• _Passage to read_

-=-=-

Applying Theorem 9.3.2.1, we deduce that there is a commutative diagram

$\xymatrix@R =50pt@C=50pt{ \operatorname{\mathcal{E}}' \ar [rr]^-{H'} \ar [dr]_{U'} & & \widehat{\operatorname{\mathcal{E}}}' \ar [dl]^{ \widehat{U}' } \\ & \operatorname{\mathcal{C}}& }$

which exhibits $\widehat{\operatorname{\mathcal{E}}}'$ as a fiberwise $\mathbb {K}$-cocompletion of $\operatorname{\mathcal{E}}'$. Moreover, the morphism $\widehat{U}'$ is a cocartesian fibration (and therefore an isofibration; see Proposition 5.1.4.8). Define $\widehat{\operatorname{\mathcal{E}}} \subseteq \widehat{\operatorname{\mathcal{E}}}'$ as in the statement of Lemma 9.3.4.2. Then $\widehat{\operatorname{\mathcal{E}}}$ is a replete full subcategory of $\widehat{\operatorname{\mathcal{E}}}'$, so the restriction map $\widehat{U} = \widehat{U}'|_{\widehat{\operatorname{\mathcal{E}}} }$ is an isofibration. Moreover, Lemma 9.3.4.2 guarantees that the diagram

$\xymatrix@R =50pt@C=50pt{ \operatorname{\mathcal{E}}\ar [rr]^-{H'|_{\operatorname{\mathcal{E}}}} \ar [dr]_{U} & & \widehat{\operatorname{\mathcal{E}}} \ar [dl]^{ \widehat{U} } \\ & \operatorname{\mathcal{C}}& }$

exhibits $\widehat{\operatorname{\mathcal{E}}}$ as a fiberwise $\mathbb {K}$-cocompletion of $\operatorname{\mathcal{E}}$. $\square$

We now prove a relative version of Theorem 9.3.4.1.

-=-=-

• _Dataset entries_
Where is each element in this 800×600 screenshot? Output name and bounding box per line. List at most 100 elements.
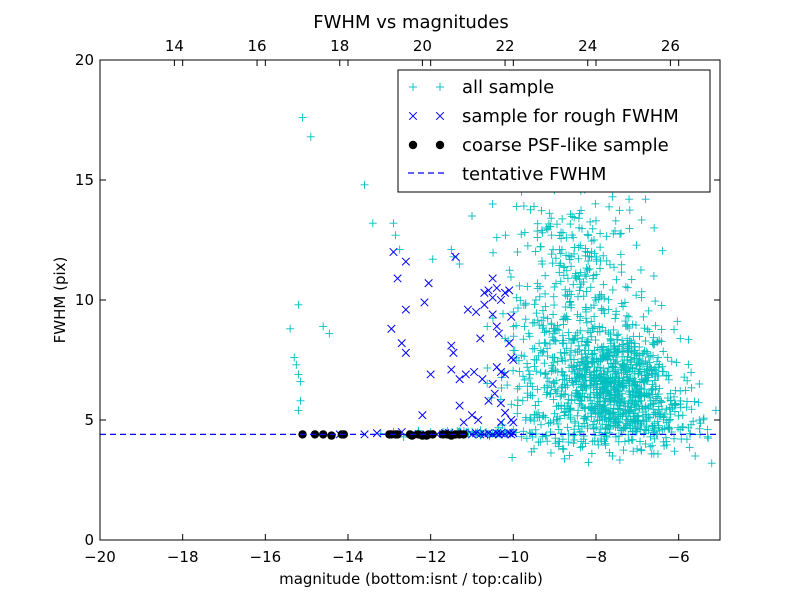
data-point-all-sample	[597, 306, 606, 315]
data-point-rough-fwhm	[494, 329, 504, 338]
data-point-all-sample	[674, 423, 683, 432]
data-point-all-sample	[485, 432, 494, 441]
data-point-all-sample	[586, 381, 595, 390]
data-point-rough-fwhm	[401, 257, 411, 266]
data-point-all-sample	[551, 279, 560, 288]
data-point-all-sample	[631, 381, 640, 390]
data-point-all-sample	[553, 367, 562, 376]
data-point-all-sample	[655, 384, 664, 393]
data-point-all-sample	[575, 365, 584, 374]
data-point-all-sample	[622, 311, 631, 320]
data-point-rough-fwhm	[505, 286, 514, 295]
data-point-all-sample	[621, 282, 630, 291]
data-point-all-sample	[565, 287, 574, 296]
data-point-all-sample	[541, 271, 550, 280]
data-point-rough-fwhm	[484, 396, 493, 405]
data-point-all-sample	[558, 214, 567, 223]
data-point-all-sample	[548, 364, 557, 373]
data-point-all-sample	[508, 453, 517, 462]
data-point-all-sample	[651, 321, 660, 330]
data-point-all-sample	[590, 312, 599, 321]
x-tick-label: −6	[668, 548, 690, 566]
data-point-all-sample	[543, 351, 552, 360]
data-point-all-sample	[654, 363, 663, 372]
data-point-all-sample	[615, 374, 624, 383]
data-point-all-sample	[562, 233, 571, 242]
data-point-all-sample	[530, 344, 539, 353]
data-point-all-sample	[621, 317, 630, 326]
data-point-all-sample	[564, 438, 573, 447]
legend-item-all-sample: all sample	[409, 77, 554, 98]
axis-ticks: −20 −18 −16 −14 −12 −10 −8 −6 14 16 18 20 22 24 26 0 5 10…	[75, 37, 720, 566]
data-point-all-sample	[582, 416, 591, 425]
data-point-all-sample	[551, 326, 560, 335]
data-point-all-sample	[619, 446, 628, 455]
data-point-all-sample	[645, 393, 654, 402]
data-point-all-sample	[687, 368, 696, 377]
data-point-all-sample	[286, 324, 295, 333]
data-point-all-sample	[591, 293, 600, 302]
data-point-all-sample	[564, 328, 573, 337]
data-point-all-sample	[625, 206, 634, 215]
data-point-all-sample	[522, 434, 531, 443]
data-point-all-sample	[609, 404, 618, 413]
data-point-all-sample	[624, 348, 633, 357]
data-point-all-sample	[664, 423, 673, 432]
data-point-all-sample	[588, 350, 597, 359]
data-point-all-sample	[625, 224, 634, 233]
data-point-all-sample	[625, 344, 634, 353]
data-point-all-sample	[590, 349, 599, 358]
data-point-all-sample	[521, 315, 530, 324]
data-point-all-sample	[581, 365, 590, 374]
data-point-rough-fwhm	[471, 307, 481, 317]
data-point-all-sample	[614, 330, 623, 339]
data-point-all-sample	[566, 404, 575, 413]
data-point-all-sample	[292, 360, 301, 369]
data-point-all-sample	[558, 444, 567, 453]
data-point-all-sample	[567, 391, 576, 400]
data-point-all-sample	[635, 384, 644, 393]
data-point-rough-fwhm	[496, 367, 506, 377]
data-point-all-sample	[533, 227, 542, 236]
y-axis-label: FWHM (pix)	[51, 257, 69, 344]
data-point-all-sample	[319, 322, 328, 331]
data-point-all-sample	[368, 219, 377, 228]
data-point-all-sample	[549, 416, 558, 425]
legend-label-all-sample: all sample	[462, 77, 554, 98]
data-point-all-sample	[608, 192, 617, 201]
data-point-all-sample	[551, 337, 560, 346]
data-point-all-sample	[530, 300, 539, 309]
y-tick-label: 10	[75, 291, 94, 309]
data-point-all-sample	[651, 297, 660, 306]
data-point-all-sample	[685, 443, 694, 452]
data-point-all-sample	[290, 353, 299, 362]
data-point-all-sample	[543, 383, 552, 392]
data-point-all-sample	[579, 278, 588, 287]
data-point-all-sample	[612, 310, 621, 319]
data-point-all-sample	[571, 271, 580, 280]
data-point-all-sample	[647, 449, 656, 458]
data-point-all-sample	[633, 358, 642, 367]
data-point-all-sample	[540, 338, 549, 347]
data-point-all-sample	[524, 329, 533, 338]
data-point-all-sample	[555, 261, 564, 270]
data-point-all-sample	[537, 226, 546, 235]
data-point-all-sample	[545, 327, 554, 336]
data-point-rough-fwhm	[496, 295, 506, 305]
y-tick-label: 0	[84, 531, 94, 549]
data-point-all-sample	[569, 355, 578, 364]
data-point-all-sample	[665, 403, 674, 412]
data-point-all-sample	[587, 449, 596, 458]
data-point-rough-fwhm	[455, 401, 464, 410]
data-point-all-sample	[575, 373, 584, 382]
data-point-all-sample	[488, 200, 497, 208]
data-point-all-sample	[589, 424, 598, 433]
data-point-all-sample	[599, 251, 608, 260]
data-point-all-sample	[587, 317, 596, 326]
legend: all sample sample for rough FWHM coarse …	[397, 69, 711, 193]
data-point-all-sample	[599, 305, 608, 314]
data-point-all-sample	[562, 344, 571, 353]
data-point-all-sample	[566, 406, 575, 415]
data-point-all-sample	[576, 283, 585, 292]
data-point-all-sample	[609, 342, 618, 351]
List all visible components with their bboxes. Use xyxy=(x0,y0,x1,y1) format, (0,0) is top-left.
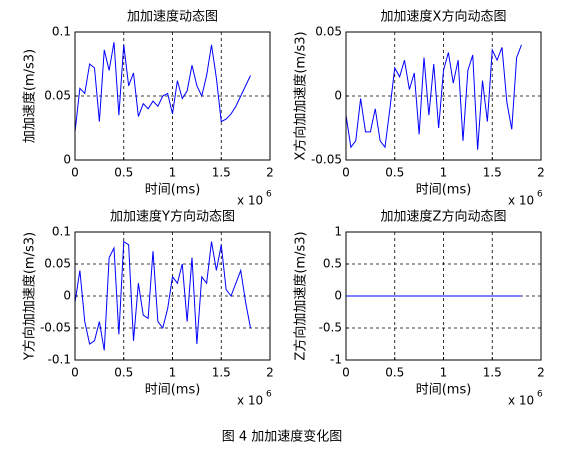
y-tick-label: 0.05 xyxy=(44,89,71,103)
y-tick-label: 0.05 xyxy=(315,25,342,39)
figure-caption: 图 4 加加速度变化图 xyxy=(222,429,343,445)
x-multiplier: x 10 xyxy=(237,194,263,208)
chart-title: 加加速度Y方向动态图 xyxy=(110,209,235,225)
y-tick-label: 0 xyxy=(334,89,342,103)
y-axis-label: Y方向加加速度(m/s3) xyxy=(22,232,38,361)
x-tick-label: 0.5 xyxy=(114,366,133,380)
x-tick-label: 0.5 xyxy=(385,166,404,180)
y-tick-label: 1 xyxy=(334,225,342,239)
chart-title: 加加速度Z方向动态图 xyxy=(381,209,507,225)
data-line xyxy=(74,42,251,132)
x-multiplier: x 10 xyxy=(508,394,534,408)
x-tick-label: 0.5 xyxy=(114,166,133,180)
y-tick-label: -0.05 xyxy=(40,321,71,335)
x-tick-label: 1.5 xyxy=(212,166,231,180)
chart-title: 加加速度X方向动态图 xyxy=(381,9,507,25)
x-multiplier-exponent: 6 xyxy=(537,190,543,200)
x-tick-label: 2 xyxy=(537,366,545,380)
x-tick-label: 2 xyxy=(266,366,274,380)
x-multiplier: x 10 xyxy=(237,394,263,408)
y-tick-label: 0 xyxy=(63,289,71,303)
x-tick-label: 0 xyxy=(71,166,79,180)
axes-box xyxy=(345,31,542,161)
y-tick-label: 0.1 xyxy=(52,25,71,39)
y-tick-label: 0 xyxy=(63,153,71,167)
y-axis-label: 加加速度(m/s3) xyxy=(22,49,38,143)
x-axis-label: 时间(ms) xyxy=(145,183,201,198)
x-tick-label: 2 xyxy=(266,166,274,180)
y-tick-label: 0.5 xyxy=(323,257,342,271)
y-axis-label: Z方向加加速度(m/s3) xyxy=(293,231,309,360)
x-tick-label: 0 xyxy=(342,166,350,180)
data-line xyxy=(74,240,251,351)
x-tick-label: 1 xyxy=(440,166,448,180)
x-multiplier-exponent: 6 xyxy=(537,390,543,400)
y-tick-label: -1 xyxy=(330,353,342,367)
x-tick-label: 0 xyxy=(342,366,350,380)
x-tick-label: 1 xyxy=(440,366,448,380)
data-line xyxy=(345,44,522,150)
chart-title: 加加速度动态图 xyxy=(127,9,218,25)
x-axis-label: 时间(ms) xyxy=(416,183,472,198)
axes-box xyxy=(345,231,542,361)
x-tick-label: 1.5 xyxy=(483,366,502,380)
x-tick-label: 1.5 xyxy=(212,366,231,380)
y-tick-label: 0.1 xyxy=(52,225,71,239)
y-axis-label: X方向加加速度(m/s3) xyxy=(293,31,309,160)
x-tick-label: 1.5 xyxy=(483,166,502,180)
x-tick-label: 1 xyxy=(169,366,177,380)
x-tick-label: 1 xyxy=(169,166,177,180)
x-axis-label: 时间(ms) xyxy=(145,383,201,398)
y-tick-label: 0 xyxy=(334,289,342,303)
x-tick-label: 0.5 xyxy=(385,366,404,380)
y-tick-label: -0.5 xyxy=(319,321,342,335)
y-tick-label: -0.1 xyxy=(48,353,71,367)
axes-box xyxy=(74,231,271,361)
x-tick-label: 2 xyxy=(537,166,545,180)
x-tick-label: 0 xyxy=(71,366,79,380)
axes-box xyxy=(74,31,271,161)
x-multiplier-exponent: 6 xyxy=(266,390,272,400)
x-axis-label: 时间(ms) xyxy=(416,383,472,398)
y-tick-label: 0.05 xyxy=(44,257,71,271)
y-tick-label: -0.05 xyxy=(311,153,342,167)
x-multiplier-exponent: 6 xyxy=(266,190,272,200)
x-multiplier: x 10 xyxy=(508,194,534,208)
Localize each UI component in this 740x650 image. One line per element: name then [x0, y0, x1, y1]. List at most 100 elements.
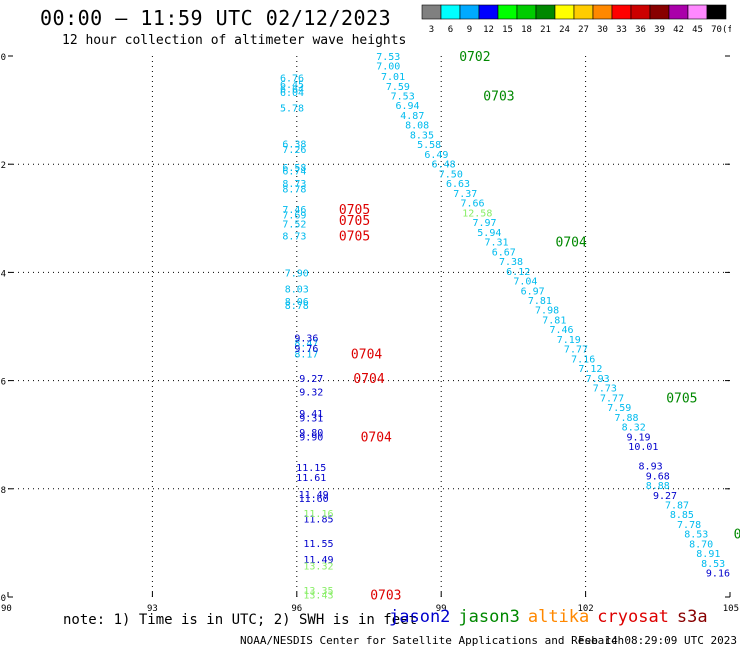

-=-=-

• _Brief_
Answer from the passage:
(a) Which proposition is cited to show that a cocartesian fibration is an isofibration?
(b) What kind of subcategory does the passage say the smaller category is within the larger one defined via Lemma 9.3.4.2?
(c) What does the last sentence say will be proved next?

• _The result_
(a) Proposition 5.1.4.8.
(b) A replete full subcategory.
(c) A relative version of Theorem 9.3.4.1.